** Written exercise **
Repeat all of the material below line for line, without changing anything, and leave the pictures out.

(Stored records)
+++

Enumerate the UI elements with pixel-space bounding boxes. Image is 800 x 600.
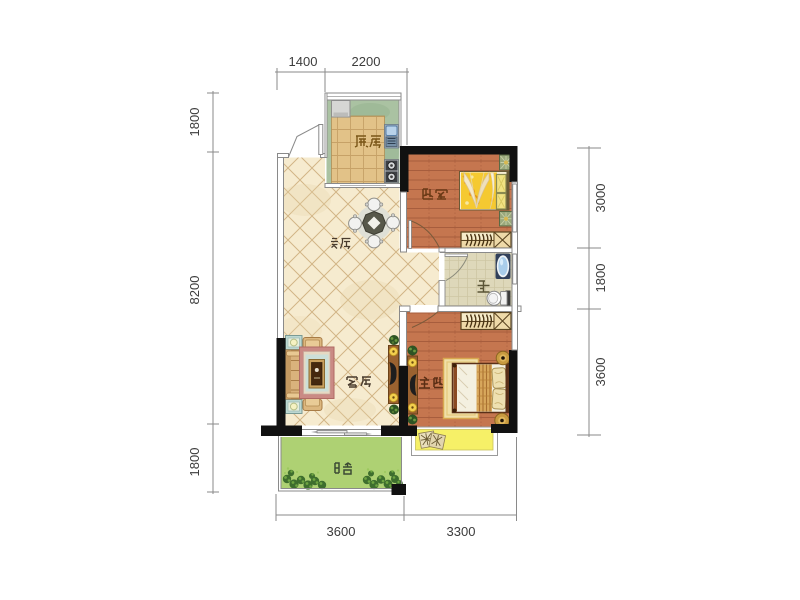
svg-text:1800: 1800 (187, 108, 202, 137)
svg-text:2200: 2200 (352, 54, 381, 69)
svg-text:3600: 3600 (327, 524, 356, 539)
svg-text:3600: 3600 (593, 358, 608, 387)
svg-text:8200: 8200 (187, 276, 202, 305)
svg-text:1800: 1800 (187, 448, 202, 477)
svg-text:3000: 3000 (593, 184, 608, 213)
svg-text:1800: 1800 (593, 264, 608, 293)
svg-text:3300: 3300 (447, 524, 476, 539)
svg-text:1400: 1400 (289, 54, 318, 69)
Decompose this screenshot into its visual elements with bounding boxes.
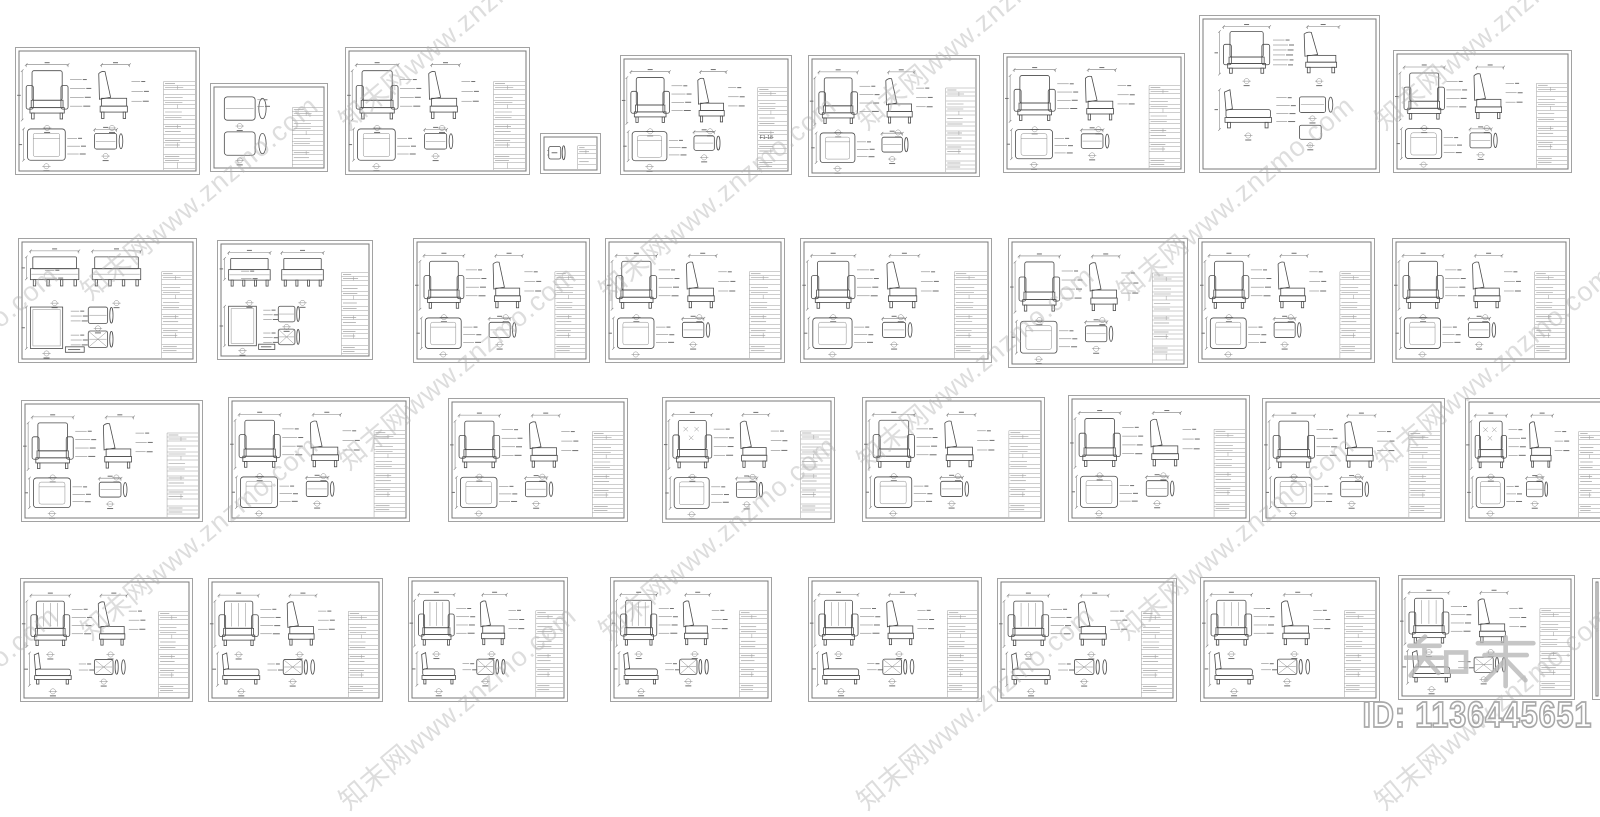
sheet-drawing: [862, 397, 1045, 522]
cad-preview-image: { "page": {"width": 1600, "height": 755,…: [0, 0, 1600, 755]
sheet-drawing: [18, 238, 197, 363]
sheet-drawing: [1003, 53, 1185, 173]
cad-sheet-r2s6: [1008, 238, 1188, 368]
cad-sheet-r2s4: [605, 238, 785, 363]
sheet-drawing: [1465, 398, 1600, 522]
sheet-drawing: [1199, 15, 1380, 173]
cad-sheet-r1s6: [808, 55, 980, 177]
sheet-drawing: [1068, 395, 1250, 522]
sheet-drawing: [1592, 578, 1600, 700]
cad-sheet-r1s1: [15, 47, 200, 175]
sheet-drawing: [21, 400, 203, 522]
sheet-drawing: [605, 238, 785, 363]
sheet-drawing: [210, 83, 328, 172]
cad-sheet-r4s7: [1200, 577, 1380, 702]
cad-sheet-r1s4: [540, 133, 601, 174]
cad-preview-canvas: F1-18 知末网www.znzmo.com知末网www.znzmo.com知末…: [0, 0, 1600, 755]
sheet-drawing: [1393, 50, 1572, 173]
cad-sheet-r3s3: [448, 398, 628, 522]
cad-sheet-r3s6: [1068, 395, 1250, 522]
sheet-drawing: [228, 397, 410, 522]
cad-sheet-r1s7: [1003, 53, 1185, 173]
cad-sheet-r3s7: [1262, 398, 1445, 522]
cad-sheet-r2s7: [1198, 238, 1375, 363]
sheet-drawing: [15, 47, 200, 175]
sheet-drawing: F1-18: [620, 55, 792, 175]
cad-sheet-r2s3: [413, 238, 590, 363]
cad-sheet-r4s9: [1592, 578, 1600, 700]
cad-sheet-r2s5: [800, 238, 992, 363]
sheet-drawing: [413, 238, 590, 363]
sheet-drawing: [662, 397, 835, 523]
cad-sheet-r2s1: [18, 238, 197, 363]
sheet-drawing: [1392, 238, 1570, 363]
cad-sheet-r3s2: [228, 397, 410, 522]
cad-sheet-r3s1: [21, 400, 203, 522]
cad-sheet-r1s2: [210, 83, 328, 172]
cad-sheet-r4s1: [20, 578, 193, 702]
cad-sheet-r4s4: [610, 577, 772, 702]
cad-sheet-r4s8: [1398, 575, 1575, 700]
cad-sheet-r1s3: [345, 47, 530, 175]
sheet-drawing: [1200, 577, 1380, 702]
sheet-drawing: [345, 47, 530, 175]
image-id-label: ID: 1136445651: [1362, 694, 1592, 736]
cad-sheet-r4s3: [408, 577, 568, 702]
sheet-drawing: [800, 238, 992, 363]
cad-sheet-r2s8: [1392, 238, 1570, 363]
cad-sheet-r4s2: [208, 578, 383, 702]
sheet-drawing: [208, 578, 383, 702]
sheet-drawing: [997, 578, 1177, 702]
sheet-drawing: [808, 577, 982, 702]
sheet-drawing: [20, 578, 193, 702]
sheet-drawing: [1398, 575, 1575, 700]
cad-sheet-r1s9: [1393, 50, 1572, 173]
sheet-drawing: [540, 133, 601, 174]
cad-sheet-r1s5: F1-18: [620, 55, 792, 175]
sheet-drawing: [448, 398, 628, 522]
cad-sheet-r1s8: [1199, 15, 1380, 173]
sheet-drawing: [408, 577, 568, 702]
svg-text:F1-18: F1-18: [760, 135, 773, 141]
sheet-drawing: [808, 55, 980, 177]
cad-sheet-r3s5: [862, 397, 1045, 522]
sheet-drawing: [610, 577, 772, 702]
sheet-drawing: [217, 240, 373, 360]
sheet-drawing: [1008, 238, 1188, 368]
cad-sheet-r3s8: [1465, 398, 1600, 522]
sheet-drawing: [1198, 238, 1375, 363]
sheet-drawing: [1262, 398, 1445, 522]
cad-sheet-r4s5: [808, 577, 982, 702]
cad-sheet-r3s4: [662, 397, 835, 523]
cad-sheet-r2s2: [217, 240, 373, 360]
cad-sheet-r4s6: [997, 578, 1177, 702]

+++

** Reply to the task **
Enumerate the UI elements with pixel-space bounding boxes. Image is 800 x 600.
svg-text:1800: 1800 (187, 108, 202, 137)
svg-text:2200: 2200 (352, 54, 381, 69)
svg-text:3600: 3600 (327, 524, 356, 539)
svg-text:3600: 3600 (593, 358, 608, 387)
svg-text:8200: 8200 (187, 276, 202, 305)
svg-text:1800: 1800 (187, 448, 202, 477)
svg-text:3000: 3000 (593, 184, 608, 213)
svg-text:1800: 1800 (593, 264, 608, 293)
svg-text:3300: 3300 (447, 524, 476, 539)
svg-text:1400: 1400 (289, 54, 318, 69)
Decompose this screenshot into its visual elements with bounding boxes.
sheet-drawing: [862, 397, 1045, 522]
cad-preview-image: { "page": {"width": 1600, "height": 755,…: [0, 0, 1600, 755]
sheet-drawing: [18, 238, 197, 363]
sheet-drawing: [1003, 53, 1185, 173]
cad-sheet-r2s6: [1008, 238, 1188, 368]
cad-sheet-r2s4: [605, 238, 785, 363]
sheet-drawing: [1465, 398, 1600, 522]
sheet-drawing: [1199, 15, 1380, 173]
cad-sheet-r1s6: [808, 55, 980, 177]
sheet-drawing: [1068, 395, 1250, 522]
sheet-drawing: [1592, 578, 1600, 700]
cad-sheet-r1s1: [15, 47, 200, 175]
sheet-drawing: [21, 400, 203, 522]
sheet-drawing: [605, 238, 785, 363]
sheet-drawing: [210, 83, 328, 172]
cad-sheet-r4s7: [1200, 577, 1380, 702]
cad-sheet-r1s4: [540, 133, 601, 174]
cad-preview-canvas: F1-18 知末网www.znzmo.com知末网www.znzmo.com知末…: [0, 0, 1600, 755]
sheet-drawing: [1393, 50, 1572, 173]
cad-sheet-r3s3: [448, 398, 628, 522]
cad-sheet-r3s6: [1068, 395, 1250, 522]
sheet-drawing: [228, 397, 410, 522]
cad-sheet-r1s7: [1003, 53, 1185, 173]
cad-sheet-r3s7: [1262, 398, 1445, 522]
cad-sheet-r2s7: [1198, 238, 1375, 363]
sheet-drawing: [15, 47, 200, 175]
sheet-drawing: F1-18: [620, 55, 792, 175]
cad-sheet-r2s3: [413, 238, 590, 363]
cad-sheet-r4s9: [1592, 578, 1600, 700]
cad-sheet-r2s5: [800, 238, 992, 363]
sheet-drawing: [413, 238, 590, 363]
sheet-drawing: [662, 397, 835, 523]
cad-sheet-r2s1: [18, 238, 197, 363]
sheet-drawing: [1392, 238, 1570, 363]
cad-sheet-r3s2: [228, 397, 410, 522]
cad-sheet-r3s1: [21, 400, 203, 522]
cad-sheet-r1s2: [210, 83, 328, 172]
cad-sheet-r4s1: [20, 578, 193, 702]
cad-sheet-r4s4: [610, 577, 772, 702]
cad-sheet-r4s8: [1398, 575, 1575, 700]
cad-sheet-r1s3: [345, 47, 530, 175]
sheet-drawing: [1200, 577, 1380, 702]
sheet-drawing: [345, 47, 530, 175]
image-id-label: ID: 1136445651: [1362, 694, 1592, 736]
cad-sheet-r4s3: [408, 577, 568, 702]
sheet-drawing: [800, 238, 992, 363]
cad-sheet-r2s8: [1392, 238, 1570, 363]
cad-sheet-r4s2: [208, 578, 383, 702]
sheet-drawing: [208, 578, 383, 702]
sheet-drawing: [997, 578, 1177, 702]
sheet-drawing: [808, 577, 982, 702]
sheet-drawing: [20, 578, 193, 702]
sheet-drawing: [1398, 575, 1575, 700]
cad-sheet-r1s9: [1393, 50, 1572, 173]
sheet-drawing: [540, 133, 601, 174]
cad-sheet-r1s5: F1-18: [620, 55, 792, 175]
sheet-drawing: [448, 398, 628, 522]
cad-sheet-r1s8: [1199, 15, 1380, 173]
sheet-drawing: [408, 577, 568, 702]
svg-text:F1-18: F1-18: [760, 135, 773, 141]
sheet-drawing: [808, 55, 980, 177]
cad-sheet-r3s5: [862, 397, 1045, 522]
sheet-drawing: [610, 577, 772, 702]
sheet-drawing: [217, 240, 373, 360]
sheet-drawing: [1008, 238, 1188, 368]
cad-sheet-r3s8: [1465, 398, 1600, 522]
sheet-drawing: [1198, 238, 1375, 363]
sheet-drawing: [1262, 398, 1445, 522]
cad-sheet-r4s5: [808, 577, 982, 702]
cad-sheet-r3s4: [662, 397, 835, 523]
cad-sheet-r2s2: [217, 240, 373, 360]
cad-sheet-r4s6: [997, 578, 1177, 702]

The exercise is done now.